### [DOCUMENT TEXT]
In “Under the Slavic Crescent: Representations of Bosnian Muslims in Czech Literature, Travelogues and Memoirs 1878-1918,”František Šístek, quotes authors who examined modernization in Bosnia and Herzegovina, as some even fantasized that Muslims would accept Catholicism – a “fantasy” that at the beginning of the 20th century gradually faded. The author concludes that in the period from the 1870s to 1918, there was a visible trend of positive representation and humanization of Muslims in Czech texts.
Author Charles Sabatos, in his chapter, “Divided Identities in the Bosnian Narratives of Vjenceslav Novak and Rebecca West,”compares Novak’s short story Maca (1881) and West’s travelogue in terms of different perceptions about Muslim identity. While Novak claims that Bosnian Muslims are not Turks and that they are Croatian brothers of Islamic faith, West claims that Bosnian Muslims are actually Serbs.

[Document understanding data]
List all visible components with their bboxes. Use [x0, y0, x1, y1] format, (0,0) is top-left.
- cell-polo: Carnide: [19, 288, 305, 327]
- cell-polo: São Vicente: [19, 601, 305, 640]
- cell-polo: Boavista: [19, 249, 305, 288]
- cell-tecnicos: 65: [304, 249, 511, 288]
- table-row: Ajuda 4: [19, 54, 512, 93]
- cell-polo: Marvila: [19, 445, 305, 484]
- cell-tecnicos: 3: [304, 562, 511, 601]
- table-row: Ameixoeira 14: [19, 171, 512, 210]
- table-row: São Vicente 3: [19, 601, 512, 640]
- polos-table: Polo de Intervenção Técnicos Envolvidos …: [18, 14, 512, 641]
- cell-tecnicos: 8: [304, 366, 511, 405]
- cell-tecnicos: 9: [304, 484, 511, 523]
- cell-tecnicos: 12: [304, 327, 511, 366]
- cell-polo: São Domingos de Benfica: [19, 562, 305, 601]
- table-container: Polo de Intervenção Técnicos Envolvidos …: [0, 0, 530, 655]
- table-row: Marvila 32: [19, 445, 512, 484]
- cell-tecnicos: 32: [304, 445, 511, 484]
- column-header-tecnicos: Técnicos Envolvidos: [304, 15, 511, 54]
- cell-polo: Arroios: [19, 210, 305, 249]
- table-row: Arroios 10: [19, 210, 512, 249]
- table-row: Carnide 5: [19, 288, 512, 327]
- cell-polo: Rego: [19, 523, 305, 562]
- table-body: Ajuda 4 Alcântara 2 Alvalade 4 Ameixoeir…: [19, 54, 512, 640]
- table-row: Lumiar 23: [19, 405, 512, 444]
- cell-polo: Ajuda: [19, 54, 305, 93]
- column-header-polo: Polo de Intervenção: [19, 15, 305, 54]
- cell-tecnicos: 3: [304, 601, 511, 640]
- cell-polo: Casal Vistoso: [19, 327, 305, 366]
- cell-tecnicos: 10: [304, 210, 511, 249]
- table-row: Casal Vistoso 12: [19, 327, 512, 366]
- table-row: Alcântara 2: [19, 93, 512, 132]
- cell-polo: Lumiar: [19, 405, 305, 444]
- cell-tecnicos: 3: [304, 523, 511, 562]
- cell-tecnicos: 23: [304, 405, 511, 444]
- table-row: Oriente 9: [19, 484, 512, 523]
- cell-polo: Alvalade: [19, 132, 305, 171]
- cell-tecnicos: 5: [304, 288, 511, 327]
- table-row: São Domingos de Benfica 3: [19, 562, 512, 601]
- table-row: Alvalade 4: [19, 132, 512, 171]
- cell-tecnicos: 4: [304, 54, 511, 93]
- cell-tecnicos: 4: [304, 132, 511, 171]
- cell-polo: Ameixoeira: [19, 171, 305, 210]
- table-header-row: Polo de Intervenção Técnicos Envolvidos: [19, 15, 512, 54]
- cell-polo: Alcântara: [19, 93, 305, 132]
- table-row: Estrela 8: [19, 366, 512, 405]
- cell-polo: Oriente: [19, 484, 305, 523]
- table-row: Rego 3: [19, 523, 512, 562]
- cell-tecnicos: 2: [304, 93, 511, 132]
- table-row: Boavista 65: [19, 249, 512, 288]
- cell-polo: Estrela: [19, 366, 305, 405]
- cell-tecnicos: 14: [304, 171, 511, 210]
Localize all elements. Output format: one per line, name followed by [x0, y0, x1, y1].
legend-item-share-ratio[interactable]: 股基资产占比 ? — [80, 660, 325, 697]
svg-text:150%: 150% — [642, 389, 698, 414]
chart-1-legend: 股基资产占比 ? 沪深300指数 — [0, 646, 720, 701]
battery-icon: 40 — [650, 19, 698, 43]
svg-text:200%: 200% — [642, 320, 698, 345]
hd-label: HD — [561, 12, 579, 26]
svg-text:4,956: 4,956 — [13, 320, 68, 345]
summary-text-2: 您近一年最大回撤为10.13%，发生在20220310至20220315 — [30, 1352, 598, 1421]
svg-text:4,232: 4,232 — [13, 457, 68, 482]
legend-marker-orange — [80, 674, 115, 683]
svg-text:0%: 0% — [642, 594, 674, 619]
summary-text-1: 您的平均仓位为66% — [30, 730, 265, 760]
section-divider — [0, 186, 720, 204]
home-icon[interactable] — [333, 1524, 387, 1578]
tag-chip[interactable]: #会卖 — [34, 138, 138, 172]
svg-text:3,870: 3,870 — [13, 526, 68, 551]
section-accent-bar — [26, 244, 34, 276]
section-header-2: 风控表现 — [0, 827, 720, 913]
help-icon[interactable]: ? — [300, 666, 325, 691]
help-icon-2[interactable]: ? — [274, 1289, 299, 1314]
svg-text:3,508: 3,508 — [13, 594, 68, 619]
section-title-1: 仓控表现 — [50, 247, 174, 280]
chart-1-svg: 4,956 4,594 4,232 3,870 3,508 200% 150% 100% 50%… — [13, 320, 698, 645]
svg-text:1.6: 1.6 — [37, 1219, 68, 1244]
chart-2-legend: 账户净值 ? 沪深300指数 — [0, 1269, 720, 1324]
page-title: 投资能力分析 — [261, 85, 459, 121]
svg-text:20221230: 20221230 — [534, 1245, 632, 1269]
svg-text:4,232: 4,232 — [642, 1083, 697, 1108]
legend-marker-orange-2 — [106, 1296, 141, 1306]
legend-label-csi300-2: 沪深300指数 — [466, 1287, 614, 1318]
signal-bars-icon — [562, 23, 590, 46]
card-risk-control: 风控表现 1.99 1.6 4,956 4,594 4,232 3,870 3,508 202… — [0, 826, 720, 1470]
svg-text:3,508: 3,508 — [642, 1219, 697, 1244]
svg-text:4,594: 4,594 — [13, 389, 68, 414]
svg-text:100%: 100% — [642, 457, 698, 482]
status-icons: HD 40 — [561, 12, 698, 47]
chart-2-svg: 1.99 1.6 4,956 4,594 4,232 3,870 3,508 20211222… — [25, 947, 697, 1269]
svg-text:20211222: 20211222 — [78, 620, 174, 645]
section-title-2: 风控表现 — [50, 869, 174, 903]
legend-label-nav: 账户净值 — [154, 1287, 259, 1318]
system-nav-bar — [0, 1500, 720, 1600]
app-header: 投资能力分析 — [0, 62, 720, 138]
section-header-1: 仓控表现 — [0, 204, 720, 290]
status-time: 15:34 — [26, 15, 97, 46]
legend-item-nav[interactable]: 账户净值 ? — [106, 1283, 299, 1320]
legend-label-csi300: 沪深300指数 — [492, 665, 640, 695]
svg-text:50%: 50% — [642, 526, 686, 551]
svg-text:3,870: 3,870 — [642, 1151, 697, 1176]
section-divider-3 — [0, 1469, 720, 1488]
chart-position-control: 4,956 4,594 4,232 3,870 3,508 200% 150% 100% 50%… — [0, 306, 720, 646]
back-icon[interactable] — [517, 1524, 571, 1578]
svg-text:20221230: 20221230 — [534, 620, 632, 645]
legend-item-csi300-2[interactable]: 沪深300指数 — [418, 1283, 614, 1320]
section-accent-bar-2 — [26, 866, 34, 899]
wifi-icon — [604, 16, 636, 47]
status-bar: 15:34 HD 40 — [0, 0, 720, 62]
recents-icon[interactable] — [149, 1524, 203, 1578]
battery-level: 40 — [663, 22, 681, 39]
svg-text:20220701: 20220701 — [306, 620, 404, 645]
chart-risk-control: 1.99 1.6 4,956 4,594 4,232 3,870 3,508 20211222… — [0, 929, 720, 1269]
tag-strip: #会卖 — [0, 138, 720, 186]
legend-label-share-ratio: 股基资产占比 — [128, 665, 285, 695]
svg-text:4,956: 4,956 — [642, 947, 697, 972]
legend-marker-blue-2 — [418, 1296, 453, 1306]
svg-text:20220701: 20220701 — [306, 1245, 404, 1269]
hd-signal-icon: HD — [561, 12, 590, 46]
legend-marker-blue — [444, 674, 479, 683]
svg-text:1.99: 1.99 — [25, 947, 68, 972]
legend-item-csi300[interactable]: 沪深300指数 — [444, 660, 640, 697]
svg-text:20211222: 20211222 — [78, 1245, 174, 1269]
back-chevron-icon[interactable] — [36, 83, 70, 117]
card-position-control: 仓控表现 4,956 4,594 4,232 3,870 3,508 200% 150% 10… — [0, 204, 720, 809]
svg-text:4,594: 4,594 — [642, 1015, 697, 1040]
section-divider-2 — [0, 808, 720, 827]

### [TASK OBJECTIVE]
Reproduce the stretch of the passage on Bosnian Muslims in Czech and Croatian literature from "Author Charles Sabatos, in" through "are actually Serbs.", word for word.

### [REPLY]
Author Charles Sabatos, in his chapter, “Divided Identities in the Bosnian Narratives of Vjenceslav Novak and Rebecca West,”compares Novak’s short story Maca (1881) and West’s travelogue in terms of different perceptions about Muslim identity. While Novak claims that Bosnian Muslims are not Turks and that they are Croatian brothers of Islamic faith, West claims that Bosnian Muslims are actually Serbs.